> Dataset content:
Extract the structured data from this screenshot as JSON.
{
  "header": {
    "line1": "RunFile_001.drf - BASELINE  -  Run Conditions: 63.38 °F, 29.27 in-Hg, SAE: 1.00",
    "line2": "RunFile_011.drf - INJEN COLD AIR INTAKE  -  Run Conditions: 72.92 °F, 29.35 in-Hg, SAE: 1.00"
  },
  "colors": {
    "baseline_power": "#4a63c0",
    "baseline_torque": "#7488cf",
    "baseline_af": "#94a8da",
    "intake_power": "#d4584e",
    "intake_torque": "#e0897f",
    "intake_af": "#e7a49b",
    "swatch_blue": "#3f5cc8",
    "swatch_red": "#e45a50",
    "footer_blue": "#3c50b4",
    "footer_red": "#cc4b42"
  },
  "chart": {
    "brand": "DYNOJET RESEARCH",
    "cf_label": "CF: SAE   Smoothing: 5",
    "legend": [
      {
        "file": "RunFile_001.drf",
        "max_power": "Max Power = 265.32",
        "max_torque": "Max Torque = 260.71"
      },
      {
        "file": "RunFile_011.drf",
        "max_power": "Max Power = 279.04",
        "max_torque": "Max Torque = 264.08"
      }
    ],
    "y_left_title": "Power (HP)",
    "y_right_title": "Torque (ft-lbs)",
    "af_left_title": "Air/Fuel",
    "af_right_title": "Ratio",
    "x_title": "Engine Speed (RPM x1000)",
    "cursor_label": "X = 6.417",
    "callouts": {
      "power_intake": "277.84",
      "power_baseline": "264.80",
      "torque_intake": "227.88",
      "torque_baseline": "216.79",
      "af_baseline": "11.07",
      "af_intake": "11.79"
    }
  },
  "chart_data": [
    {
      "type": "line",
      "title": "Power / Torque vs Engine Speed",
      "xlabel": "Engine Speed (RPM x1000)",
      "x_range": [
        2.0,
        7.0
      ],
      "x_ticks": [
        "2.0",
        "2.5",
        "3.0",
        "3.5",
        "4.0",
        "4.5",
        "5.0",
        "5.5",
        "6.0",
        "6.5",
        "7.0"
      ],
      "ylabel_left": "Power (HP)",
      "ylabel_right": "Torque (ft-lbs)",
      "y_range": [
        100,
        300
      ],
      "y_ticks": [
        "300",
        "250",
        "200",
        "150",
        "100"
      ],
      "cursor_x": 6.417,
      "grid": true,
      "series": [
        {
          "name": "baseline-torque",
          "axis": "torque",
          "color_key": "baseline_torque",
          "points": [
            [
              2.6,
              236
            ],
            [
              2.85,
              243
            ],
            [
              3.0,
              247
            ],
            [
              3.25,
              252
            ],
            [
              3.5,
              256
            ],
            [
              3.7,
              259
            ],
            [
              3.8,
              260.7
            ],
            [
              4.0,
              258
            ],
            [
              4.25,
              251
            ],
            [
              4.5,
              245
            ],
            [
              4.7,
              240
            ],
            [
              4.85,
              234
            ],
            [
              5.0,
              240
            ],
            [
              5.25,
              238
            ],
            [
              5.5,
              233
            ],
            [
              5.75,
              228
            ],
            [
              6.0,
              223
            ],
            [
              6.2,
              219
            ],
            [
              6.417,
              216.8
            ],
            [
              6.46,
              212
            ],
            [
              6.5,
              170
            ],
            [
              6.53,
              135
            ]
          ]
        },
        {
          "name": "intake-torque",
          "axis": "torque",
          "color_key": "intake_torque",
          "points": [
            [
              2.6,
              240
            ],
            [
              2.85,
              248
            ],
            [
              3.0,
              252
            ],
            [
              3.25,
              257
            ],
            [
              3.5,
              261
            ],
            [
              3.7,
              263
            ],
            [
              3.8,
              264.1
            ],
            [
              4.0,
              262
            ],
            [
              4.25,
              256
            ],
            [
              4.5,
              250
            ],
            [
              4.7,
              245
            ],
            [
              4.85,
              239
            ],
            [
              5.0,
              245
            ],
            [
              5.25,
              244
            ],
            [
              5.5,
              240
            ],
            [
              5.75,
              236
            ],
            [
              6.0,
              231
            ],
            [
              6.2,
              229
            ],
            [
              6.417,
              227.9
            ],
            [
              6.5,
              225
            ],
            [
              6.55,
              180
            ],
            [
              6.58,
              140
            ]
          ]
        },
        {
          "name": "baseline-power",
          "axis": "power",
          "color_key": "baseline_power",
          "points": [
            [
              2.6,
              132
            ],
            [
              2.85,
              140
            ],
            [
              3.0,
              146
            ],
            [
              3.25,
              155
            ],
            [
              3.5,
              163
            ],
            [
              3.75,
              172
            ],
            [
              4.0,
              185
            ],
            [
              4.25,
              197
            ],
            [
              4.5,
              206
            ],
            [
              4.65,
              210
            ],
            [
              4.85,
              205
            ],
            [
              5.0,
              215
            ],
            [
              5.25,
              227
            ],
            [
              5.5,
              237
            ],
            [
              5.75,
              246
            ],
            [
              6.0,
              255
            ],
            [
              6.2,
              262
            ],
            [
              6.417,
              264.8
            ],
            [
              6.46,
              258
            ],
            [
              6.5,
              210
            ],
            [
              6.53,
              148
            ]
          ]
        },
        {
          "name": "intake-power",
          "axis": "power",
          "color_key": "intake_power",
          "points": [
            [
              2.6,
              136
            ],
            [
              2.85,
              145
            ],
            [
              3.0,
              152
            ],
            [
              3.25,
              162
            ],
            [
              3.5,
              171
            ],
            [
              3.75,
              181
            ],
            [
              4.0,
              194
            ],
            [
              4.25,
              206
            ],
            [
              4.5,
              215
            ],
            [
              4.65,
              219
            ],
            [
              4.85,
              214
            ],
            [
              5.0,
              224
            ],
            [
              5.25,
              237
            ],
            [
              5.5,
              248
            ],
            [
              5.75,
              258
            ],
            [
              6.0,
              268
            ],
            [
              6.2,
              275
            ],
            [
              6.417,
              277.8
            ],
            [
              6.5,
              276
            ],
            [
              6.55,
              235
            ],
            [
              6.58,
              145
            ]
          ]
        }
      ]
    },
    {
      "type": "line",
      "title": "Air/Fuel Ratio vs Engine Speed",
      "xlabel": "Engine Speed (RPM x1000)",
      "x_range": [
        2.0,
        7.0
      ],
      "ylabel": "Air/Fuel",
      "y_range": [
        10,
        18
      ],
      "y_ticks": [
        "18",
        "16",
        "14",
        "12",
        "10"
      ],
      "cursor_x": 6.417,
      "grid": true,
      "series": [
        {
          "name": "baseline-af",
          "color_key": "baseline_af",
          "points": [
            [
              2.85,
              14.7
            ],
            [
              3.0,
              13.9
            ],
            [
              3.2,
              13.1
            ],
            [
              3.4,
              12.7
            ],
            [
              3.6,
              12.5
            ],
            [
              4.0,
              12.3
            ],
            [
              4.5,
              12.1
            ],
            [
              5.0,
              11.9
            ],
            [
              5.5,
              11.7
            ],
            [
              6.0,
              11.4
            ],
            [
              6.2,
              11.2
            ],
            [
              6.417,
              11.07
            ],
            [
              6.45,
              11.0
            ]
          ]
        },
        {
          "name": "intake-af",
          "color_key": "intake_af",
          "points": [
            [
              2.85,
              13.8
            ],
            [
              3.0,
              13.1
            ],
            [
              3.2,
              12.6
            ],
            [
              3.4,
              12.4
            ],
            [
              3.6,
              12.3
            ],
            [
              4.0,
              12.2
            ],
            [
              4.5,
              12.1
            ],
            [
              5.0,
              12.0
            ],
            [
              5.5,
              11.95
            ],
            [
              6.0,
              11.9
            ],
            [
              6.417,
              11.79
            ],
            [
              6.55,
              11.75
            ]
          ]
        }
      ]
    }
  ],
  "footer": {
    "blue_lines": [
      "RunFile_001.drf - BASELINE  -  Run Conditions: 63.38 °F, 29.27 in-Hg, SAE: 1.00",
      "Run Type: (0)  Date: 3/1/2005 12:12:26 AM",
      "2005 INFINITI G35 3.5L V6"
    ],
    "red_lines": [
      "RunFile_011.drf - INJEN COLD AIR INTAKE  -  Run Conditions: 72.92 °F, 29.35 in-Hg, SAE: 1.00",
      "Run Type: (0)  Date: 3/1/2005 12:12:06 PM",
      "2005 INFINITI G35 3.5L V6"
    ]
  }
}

> Objective:
From the listing above, collect every line that mentions the word "Date".

> Worked solution:
      "Run Type: (0)  Date: 3/1/2005 12:12:26 AM",
      "Run Type: (0)  Date: 3/1/2005 12:12:06 PM",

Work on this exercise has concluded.